— START OF RECORDS SUPPLIED —

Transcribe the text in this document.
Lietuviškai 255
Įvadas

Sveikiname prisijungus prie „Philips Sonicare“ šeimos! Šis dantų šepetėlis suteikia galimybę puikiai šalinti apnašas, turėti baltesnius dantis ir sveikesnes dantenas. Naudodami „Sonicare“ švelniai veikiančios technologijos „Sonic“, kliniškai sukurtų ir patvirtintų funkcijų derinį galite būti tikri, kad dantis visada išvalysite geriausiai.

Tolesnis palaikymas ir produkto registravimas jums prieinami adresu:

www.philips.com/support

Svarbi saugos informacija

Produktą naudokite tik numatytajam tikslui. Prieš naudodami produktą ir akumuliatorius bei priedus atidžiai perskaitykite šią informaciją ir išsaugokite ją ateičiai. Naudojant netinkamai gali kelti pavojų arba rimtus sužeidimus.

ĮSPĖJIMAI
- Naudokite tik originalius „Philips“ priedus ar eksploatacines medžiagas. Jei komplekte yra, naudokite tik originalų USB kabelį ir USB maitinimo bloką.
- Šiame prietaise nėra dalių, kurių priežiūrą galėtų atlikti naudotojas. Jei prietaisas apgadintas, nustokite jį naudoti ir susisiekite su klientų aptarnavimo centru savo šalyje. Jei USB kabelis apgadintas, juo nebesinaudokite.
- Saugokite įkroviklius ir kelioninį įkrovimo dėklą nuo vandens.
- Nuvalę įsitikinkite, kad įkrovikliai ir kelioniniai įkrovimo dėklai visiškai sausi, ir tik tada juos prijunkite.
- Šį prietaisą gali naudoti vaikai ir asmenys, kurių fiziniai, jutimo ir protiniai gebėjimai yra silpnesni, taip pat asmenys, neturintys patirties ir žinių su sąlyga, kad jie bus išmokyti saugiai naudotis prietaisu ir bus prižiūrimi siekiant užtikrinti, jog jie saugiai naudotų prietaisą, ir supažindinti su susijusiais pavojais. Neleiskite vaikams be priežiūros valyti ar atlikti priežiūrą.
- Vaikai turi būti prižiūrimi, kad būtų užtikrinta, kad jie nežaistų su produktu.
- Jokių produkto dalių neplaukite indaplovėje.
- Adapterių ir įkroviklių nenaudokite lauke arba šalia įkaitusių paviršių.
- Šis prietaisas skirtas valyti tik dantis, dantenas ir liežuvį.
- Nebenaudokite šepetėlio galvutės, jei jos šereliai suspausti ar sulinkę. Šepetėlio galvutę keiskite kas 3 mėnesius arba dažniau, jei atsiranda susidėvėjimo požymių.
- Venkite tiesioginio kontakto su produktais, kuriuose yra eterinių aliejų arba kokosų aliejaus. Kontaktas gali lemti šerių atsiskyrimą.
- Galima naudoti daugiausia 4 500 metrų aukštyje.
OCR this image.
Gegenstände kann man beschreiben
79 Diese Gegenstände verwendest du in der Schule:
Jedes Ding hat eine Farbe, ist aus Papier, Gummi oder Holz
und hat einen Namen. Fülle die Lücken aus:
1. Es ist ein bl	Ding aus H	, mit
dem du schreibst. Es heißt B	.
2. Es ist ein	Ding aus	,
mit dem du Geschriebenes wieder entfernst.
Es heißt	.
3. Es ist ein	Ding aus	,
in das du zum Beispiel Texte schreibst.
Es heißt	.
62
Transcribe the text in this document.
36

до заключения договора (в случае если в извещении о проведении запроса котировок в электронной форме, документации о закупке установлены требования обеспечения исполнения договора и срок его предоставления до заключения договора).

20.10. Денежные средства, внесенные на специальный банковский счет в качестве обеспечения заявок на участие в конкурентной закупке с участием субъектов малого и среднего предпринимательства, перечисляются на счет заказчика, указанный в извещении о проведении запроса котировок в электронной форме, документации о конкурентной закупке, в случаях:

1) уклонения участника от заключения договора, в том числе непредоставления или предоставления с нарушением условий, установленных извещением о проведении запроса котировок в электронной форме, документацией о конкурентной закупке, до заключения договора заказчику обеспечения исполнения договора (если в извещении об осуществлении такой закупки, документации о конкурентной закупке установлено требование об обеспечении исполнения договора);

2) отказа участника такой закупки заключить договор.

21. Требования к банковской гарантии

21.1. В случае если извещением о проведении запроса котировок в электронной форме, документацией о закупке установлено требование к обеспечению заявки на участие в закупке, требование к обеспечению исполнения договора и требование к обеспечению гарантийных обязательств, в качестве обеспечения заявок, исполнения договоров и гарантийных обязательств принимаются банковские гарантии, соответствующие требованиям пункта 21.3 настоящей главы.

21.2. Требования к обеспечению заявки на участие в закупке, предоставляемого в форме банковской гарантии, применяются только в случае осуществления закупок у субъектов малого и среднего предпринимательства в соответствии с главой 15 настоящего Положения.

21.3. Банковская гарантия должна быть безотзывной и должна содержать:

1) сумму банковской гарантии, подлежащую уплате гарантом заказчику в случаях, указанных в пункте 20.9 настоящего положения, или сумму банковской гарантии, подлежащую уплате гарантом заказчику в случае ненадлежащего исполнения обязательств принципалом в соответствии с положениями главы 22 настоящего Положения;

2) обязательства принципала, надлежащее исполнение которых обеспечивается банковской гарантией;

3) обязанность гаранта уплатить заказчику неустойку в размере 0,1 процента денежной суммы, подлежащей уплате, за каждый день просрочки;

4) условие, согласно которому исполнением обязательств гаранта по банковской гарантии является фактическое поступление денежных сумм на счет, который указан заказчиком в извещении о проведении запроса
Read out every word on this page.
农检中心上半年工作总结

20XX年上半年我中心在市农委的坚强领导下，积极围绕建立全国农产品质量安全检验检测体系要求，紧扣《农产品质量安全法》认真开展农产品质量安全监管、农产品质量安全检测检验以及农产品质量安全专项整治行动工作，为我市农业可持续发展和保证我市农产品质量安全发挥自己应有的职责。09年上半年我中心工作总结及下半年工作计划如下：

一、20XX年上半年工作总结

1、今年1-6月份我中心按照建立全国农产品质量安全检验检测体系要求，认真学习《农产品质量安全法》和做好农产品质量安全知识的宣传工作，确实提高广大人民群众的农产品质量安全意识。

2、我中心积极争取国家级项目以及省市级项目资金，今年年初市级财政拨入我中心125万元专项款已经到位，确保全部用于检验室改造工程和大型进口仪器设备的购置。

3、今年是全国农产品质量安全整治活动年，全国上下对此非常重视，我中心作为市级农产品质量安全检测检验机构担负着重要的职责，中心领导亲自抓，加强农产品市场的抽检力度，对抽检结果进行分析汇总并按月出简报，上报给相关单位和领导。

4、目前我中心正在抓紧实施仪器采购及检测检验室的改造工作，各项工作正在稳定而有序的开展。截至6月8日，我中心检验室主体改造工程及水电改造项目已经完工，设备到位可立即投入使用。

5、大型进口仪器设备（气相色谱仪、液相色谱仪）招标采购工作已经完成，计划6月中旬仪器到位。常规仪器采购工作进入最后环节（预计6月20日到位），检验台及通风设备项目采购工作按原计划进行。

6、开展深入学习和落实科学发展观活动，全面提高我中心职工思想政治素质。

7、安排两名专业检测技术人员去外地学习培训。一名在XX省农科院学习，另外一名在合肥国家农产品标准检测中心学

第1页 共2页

— END OF RECORDS SUPPLIED —

DO THIS: Can you give every line above again, exactly as written?

SOLUTION TO THIS PROBLEM:
Transcribe the text in this document.
Lietuviškai 255
Įvadas

Sveikiname prisijungus prie „Philips Sonicare“ šeimos! Šis dantų šepetėlis suteikia galimybę puikiai šalinti apnašas, turėti baltesnius dantis ir sveikesnes dantenas. Naudodami „Sonicare“ švelniai veikiančios technologijos „Sonic“, kliniškai sukurtų ir patvirtintų funkcijų derinį galite būti tikri, kad dantis visada išvalysite geriausiai.

Tolesnis palaikymas ir produkto registravimas jums prieinami adresu:

www.philips.com/support

Svarbi saugos informacija

Produktą naudokite tik numatytajam tikslui. Prieš naudodami produktą ir akumuliatorius bei priedus atidžiai perskaitykite šią informaciją ir išsaugokite ją ateičiai. Naudojant netinkamai gali kelti pavojų arba rimtus sužeidimus.

ĮSPĖJIMAI
- Naudokite tik originalius „Philips“ priedus ar eksploatacines medžiagas. Jei komplekte yra, naudokite tik originalų USB kabelį ir USB maitinimo bloką.
- Šiame prietaise nėra dalių, kurių priežiūrą galėtų atlikti naudotojas. Jei prietaisas apgadintas, nustokite jį naudoti ir susisiekite su klientų aptarnavimo centru savo šalyje. Jei USB kabelis apgadintas, juo nebesinaudokite.
- Saugokite įkroviklius ir kelioninį įkrovimo dėklą nuo vandens.
- Nuvalę įsitikinkite, kad įkrovikliai ir kelioniniai įkrovimo dėklai visiškai sausi, ir tik tada juos prijunkite.
- Šį prietaisą gali naudoti vaikai ir asmenys, kurių fiziniai, jutimo ir protiniai gebėjimai yra silpnesni, taip pat asmenys, neturintys patirties ir žinių su sąlyga, kad jie bus išmokyti saugiai naudotis prietaisu ir bus prižiūrimi siekiant užtikrinti, jog jie saugiai naudotų prietaisą, ir supažindinti su susijusiais pavojais. Neleiskite vaikams be priežiūros valyti ar atlikti priežiūrą.
- Vaikai turi būti prižiūrimi, kad būtų užtikrinta, kad jie nežaistų su produktu.
- Jokių produkto dalių neplaukite indaplovėje.
- Adapterių ir įkroviklių nenaudokite lauke arba šalia įkaitusių paviršių.
- Šis prietaisas skirtas valyti tik dantis, dantenas ir liežuvį.
- Nebenaudokite šepetėlio galvutės, jei jos šereliai suspausti ar sulinkę. Šepetėlio galvutę keiskite kas 3 mėnesius arba dažniau, jei atsiranda susidėvėjimo požymių.
- Venkite tiesioginio kontakto su produktais, kuriuose yra eterinių aliejų arba kokosų aliejaus. Kontaktas gali lemti šerių atsiskyrimą.
- Galima naudoti daugiausia 4 500 metrų aukštyje.
OCR this image.
Gegenstände kann man beschreiben
79 Diese Gegenstände verwendest du in der Schule:
Jedes Ding hat eine Farbe, ist aus Papier, Gummi oder Holz
und hat einen Namen. Fülle die Lücken aus:
1. Es ist ein bl	Ding aus H	, mit
dem du schreibst. Es heißt B	.
2. Es ist ein	Ding aus	,
mit dem du Geschriebenes wieder entfernst.
Es heißt	.
3. Es ist ein	Ding aus	,
in das du zum Beispiel Texte schreibst.
Es heißt	.
62
Transcribe the text in this document.
36

до заключения договора (в случае если в извещении о проведении запроса котировок в электронной форме, документации о закупке установлены требования обеспечения исполнения договора и срок его предоставления до заключения договора).

20.10. Денежные средства, внесенные на специальный банковский счет в качестве обеспечения заявок на участие в конкурентной закупке с участием субъектов малого и среднего предпринимательства, перечисляются на счет заказчика, указанный в извещении о проведении запроса котировок в электронной форме, документации о конкурентной закупке, в случаях:

1) уклонения участника от заключения договора, в том числе непредоставления или предоставления с нарушением условий, установленных извещением о проведении запроса котировок в электронной форме, документацией о конкурентной закупке, до заключения договора заказчику обеспечения исполнения договора (если в извещении об осуществлении такой закупки, документации о конкурентной закупке установлено требование об обеспечении исполнения договора);

2) отказа участника такой закупки заключить договор.

21. Требования к банковской гарантии

21.1. В случае если извещением о проведении запроса котировок в электронной форме, документацией о закупке установлено требование к обеспечению заявки на участие в закупке, требование к обеспечению исполнения договора и требование к обеспечению гарантийных обязательств, в качестве обеспечения заявок, исполнения договоров и гарантийных обязательств принимаются банковские гарантии, соответствующие требованиям пункта 21.3 настоящей главы.

21.2. Требования к обеспечению заявки на участие в закупке, предоставляемого в форме банковской гарантии, применяются только в случае осуществления закупок у субъектов малого и среднего предпринимательства в соответствии с главой 15 настоящего Положения.

21.3. Банковская гарантия должна быть безотзывной и должна содержать:

1) сумму банковской гарантии, подлежащую уплате гарантом заказчику в случаях, указанных в пункте 20.9 настоящего положения, или сумму банковской гарантии, подлежащую уплате гарантом заказчику в случае ненадлежащего исполнения обязательств принципалом в соответствии с положениями главы 22 настоящего Положения;

2) обязательства принципала, надлежащее исполнение которых обеспечивается банковской гарантией;

3) обязанность гаранта уплатить заказчику неустойку в размере 0,1 процента денежной суммы, подлежащей уплате, за каждый день просрочки;

4) условие, согласно которому исполнением обязательств гаранта по банковской гарантии является фактическое поступление денежных сумм на счет, который указан заказчиком в извещении о проведении запроса
Read out every word on this page.
农检中心上半年工作总结

20XX年上半年我中心在市农委的坚强领导下，积极围绕建立全国农产品质量安全检验检测体系要求，紧扣《农产品质量安全法》认真开展农产品质量安全监管、农产品质量安全检测检验以及农产品质量安全专项整治行动工作，为我市农业可持续发展和保证我市农产品质量安全发挥自己应有的职责。09年上半年我中心工作总结及下半年工作计划如下：

一、20XX年上半年工作总结

1、今年1-6月份我中心按照建立全国农产品质量安全检验检测体系要求，认真学习《农产品质量安全法》和做好农产品质量安全知识的宣传工作，确实提高广大人民群众的农产品质量安全意识。

2、我中心积极争取国家级项目以及省市级项目资金，今年年初市级财政拨入我中心125万元专项款已经到位，确保全部用于检验室改造工程和大型进口仪器设备的购置。

3、今年是全国农产品质量安全整治活动年，全国上下对此非常重视，我中心作为市级农产品质量安全检测检验机构担负着重要的职责，中心领导亲自抓，加强农产品市场的抽检力度，对抽检结果进行分析汇总并按月出简报，上报给相关单位和领导。

4、目前我中心正在抓紧实施仪器采购及检测检验室的改造工作，各项工作正在稳定而有序的开展。截至6月8日，我中心检验室主体改造工程及水电改造项目已经完工，设备到位可立即投入使用。

5、大型进口仪器设备（气相色谱仪、液相色谱仪）招标采购工作已经完成，计划6月中旬仪器到位。常规仪器采购工作进入最后环节（预计6月20日到位），检验台及通风设备项目采购工作按原计划进行。

6、开展深入学习和落实科学发展观活动，全面提高我中心职工思想政治素质。

7、安排两名专业检测技术人员去外地学习培训。一名在XX省农科院学习，另外一名在合肥国家农产品标准检测中心学

第1页 共2页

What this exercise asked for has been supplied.